____ Stored rows

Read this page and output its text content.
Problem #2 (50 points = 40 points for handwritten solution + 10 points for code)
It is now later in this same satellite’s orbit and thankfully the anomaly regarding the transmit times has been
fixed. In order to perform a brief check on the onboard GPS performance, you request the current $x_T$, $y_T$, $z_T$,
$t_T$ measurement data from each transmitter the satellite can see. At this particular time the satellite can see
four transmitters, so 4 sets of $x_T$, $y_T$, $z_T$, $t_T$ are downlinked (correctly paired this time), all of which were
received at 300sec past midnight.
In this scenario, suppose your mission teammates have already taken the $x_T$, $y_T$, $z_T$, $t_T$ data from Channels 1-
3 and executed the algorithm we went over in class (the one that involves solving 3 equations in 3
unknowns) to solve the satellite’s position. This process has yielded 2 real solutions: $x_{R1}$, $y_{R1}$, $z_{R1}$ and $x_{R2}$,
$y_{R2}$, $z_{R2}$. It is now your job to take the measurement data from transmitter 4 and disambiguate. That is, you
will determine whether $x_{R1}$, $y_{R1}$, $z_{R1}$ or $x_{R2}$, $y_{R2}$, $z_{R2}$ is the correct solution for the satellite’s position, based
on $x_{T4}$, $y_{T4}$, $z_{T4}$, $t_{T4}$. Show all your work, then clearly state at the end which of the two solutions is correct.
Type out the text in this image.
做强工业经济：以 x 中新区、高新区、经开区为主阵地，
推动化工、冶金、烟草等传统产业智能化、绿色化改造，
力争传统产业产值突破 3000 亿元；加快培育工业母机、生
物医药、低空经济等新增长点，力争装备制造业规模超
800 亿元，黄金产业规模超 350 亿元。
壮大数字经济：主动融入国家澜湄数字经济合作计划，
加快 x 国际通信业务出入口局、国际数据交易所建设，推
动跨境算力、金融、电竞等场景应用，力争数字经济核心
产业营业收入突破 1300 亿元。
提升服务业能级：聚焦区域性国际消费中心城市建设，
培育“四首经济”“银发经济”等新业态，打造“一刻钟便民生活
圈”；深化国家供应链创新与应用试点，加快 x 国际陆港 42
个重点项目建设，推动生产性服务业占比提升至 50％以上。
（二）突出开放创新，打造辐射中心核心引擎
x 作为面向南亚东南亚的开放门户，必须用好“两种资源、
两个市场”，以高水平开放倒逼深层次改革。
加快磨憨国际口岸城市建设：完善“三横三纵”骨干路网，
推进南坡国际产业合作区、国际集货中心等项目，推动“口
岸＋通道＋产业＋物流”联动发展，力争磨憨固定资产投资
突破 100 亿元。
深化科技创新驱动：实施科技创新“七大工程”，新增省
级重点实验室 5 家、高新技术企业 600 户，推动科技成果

________

All of the data needs to be reproduced exactly, with no line missing.

● **Result of the task**
Read this page and output its text content.
Problem #2 (50 points = 40 points for handwritten solution + 10 points for code)
It is now later in this same satellite’s orbit and thankfully the anomaly regarding the transmit times has been
fixed. In order to perform a brief check on the onboard GPS performance, you request the current $x_T$, $y_T$, $z_T$,
$t_T$ measurement data from each transmitter the satellite can see. At this particular time the satellite can see
four transmitters, so 4 sets of $x_T$, $y_T$, $z_T$, $t_T$ are downlinked (correctly paired this time), all of which were
received at 300sec past midnight.
In this scenario, suppose your mission teammates have already taken the $x_T$, $y_T$, $z_T$, $t_T$ data from Channels 1-
3 and executed the algorithm we went over in class (the one that involves solving 3 equations in 3
unknowns) to solve the satellite’s position. This process has yielded 2 real solutions: $x_{R1}$, $y_{R1}$, $z_{R1}$ and $x_{R2}$,
$y_{R2}$, $z_{R2}$. It is now your job to take the measurement data from transmitter 4 and disambiguate. That is, you
will determine whether $x_{R1}$, $y_{R1}$, $z_{R1}$ or $x_{R2}$, $y_{R2}$, $z_{R2}$ is the correct solution for the satellite’s position, based
on $x_{T4}$, $y_{T4}$, $z_{T4}$, $t_{T4}$. Show all your work, then clearly state at the end which of the two solutions is correct.
Type out the text in this image.
做强工业经济：以 x 中新区、高新区、经开区为主阵地，
推动化工、冶金、烟草等传统产业智能化、绿色化改造，
力争传统产业产值突破 3000 亿元；加快培育工业母机、生
物医药、低空经济等新增长点，力争装备制造业规模超
800 亿元，黄金产业规模超 350 亿元。
壮大数字经济：主动融入国家澜湄数字经济合作计划，
加快 x 国际通信业务出入口局、国际数据交易所建设，推
动跨境算力、金融、电竞等场景应用，力争数字经济核心
产业营业收入突破 1300 亿元。
提升服务业能级：聚焦区域性国际消费中心城市建设，
培育“四首经济”“银发经济”等新业态，打造“一刻钟便民生活
圈”；深化国家供应链创新与应用试点，加快 x 国际陆港 42
个重点项目建设，推动生产性服务业占比提升至 50％以上。
（二）突出开放创新，打造辐射中心核心引擎
x 作为面向南亚东南亚的开放门户，必须用好“两种资源、
两个市场”，以高水平开放倒逼深层次改革。
加快磨憨国际口岸城市建设：完善“三横三纵”骨干路网，
推进南坡国际产业合作区、国际集货中心等项目，推动“口
岸＋通道＋产业＋物流”联动发展，力争磨憨固定资产投资
突破 100 亿元。
深化科技创新驱动：实施科技创新“七大工程”，新增省
级重点实验室 5 家、高新技术企业 600 户，推动科技成果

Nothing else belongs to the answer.